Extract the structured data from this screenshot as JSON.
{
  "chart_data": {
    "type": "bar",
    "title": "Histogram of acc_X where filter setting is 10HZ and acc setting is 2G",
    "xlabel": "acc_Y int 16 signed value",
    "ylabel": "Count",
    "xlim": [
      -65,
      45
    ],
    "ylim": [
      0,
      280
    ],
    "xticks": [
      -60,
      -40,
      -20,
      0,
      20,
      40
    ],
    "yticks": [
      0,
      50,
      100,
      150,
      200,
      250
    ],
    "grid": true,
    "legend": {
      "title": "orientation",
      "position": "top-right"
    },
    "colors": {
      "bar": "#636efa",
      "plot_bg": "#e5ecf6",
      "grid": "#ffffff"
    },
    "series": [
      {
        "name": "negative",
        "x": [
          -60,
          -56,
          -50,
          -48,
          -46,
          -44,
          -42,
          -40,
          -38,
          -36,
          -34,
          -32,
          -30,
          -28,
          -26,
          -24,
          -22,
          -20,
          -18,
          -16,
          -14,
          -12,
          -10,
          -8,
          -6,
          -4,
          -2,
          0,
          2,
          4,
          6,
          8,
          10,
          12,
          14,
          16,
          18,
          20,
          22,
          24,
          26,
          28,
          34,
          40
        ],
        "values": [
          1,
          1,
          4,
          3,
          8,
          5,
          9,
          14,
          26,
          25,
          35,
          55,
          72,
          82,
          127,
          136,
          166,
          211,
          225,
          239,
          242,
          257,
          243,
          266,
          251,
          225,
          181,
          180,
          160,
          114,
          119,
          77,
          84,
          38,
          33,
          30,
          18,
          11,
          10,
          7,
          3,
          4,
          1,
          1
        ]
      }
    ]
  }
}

★ ★ ★

Given request: Your task is to print all of the records exactly.

Answer in full:
Extract the structured data from this screenshot as JSON.
{
  "chart_data": {
    "type": "bar",
    "title": "Histogram of acc_X where filter setting is 10HZ and acc setting is 2G",
    "xlabel": "acc_Y int 16 signed value",
    "ylabel": "Count",
    "xlim": [
      -65,
      45
    ],
    "ylim": [
      0,
      280
    ],
    "xticks": [
      -60,
      -40,
      -20,
      0,
      20,
      40
    ],
    "yticks": [
      0,
      50,
      100,
      150,
      200,
      250
    ],
    "grid": true,
    "legend": {
      "title": "orientation",
      "position": "top-right"
    },
    "colors": {
      "bar": "#636efa",
      "plot_bg": "#e5ecf6",
      "grid": "#ffffff"
    },
    "series": [
      {
        "name": "negative",
        "x": [
          -60,
          -56,
          -50,
          -48,
          -46,
          -44,
          -42,
          -40,
          -38,
          -36,
          -34,
          -32,
          -30,
          -28,
          -26,
          -24,
          -22,
          -20,
          -18,
          -16,
          -14,
          -12,
          -10,
          -8,
          -6,
          -4,
          -2,
          0,
          2,
          4,
          6,
          8,
          10,
          12,
          14,
          16,
          18,
          20,
          22,
          24,
          26,
          28,
          34,
          40
        ],
        "values": [
          1,
          1,
          4,
          3,
          8,
          5,
          9,
          14,
          26,
          25,
          35,
          55,
          72,
          82,
          127,
          136,
          166,
          211,
          225,
          239,
          242,
          257,
          243,
          266,
          251,
          225,
          181,
          180,
          160,
          114,
          119,
          77,
          84,
          38,
          33,
          30,
          18,
          11,
          10,
          7,
          3,
          4,
          1,
          1
        ]
      }
    ]
  }
}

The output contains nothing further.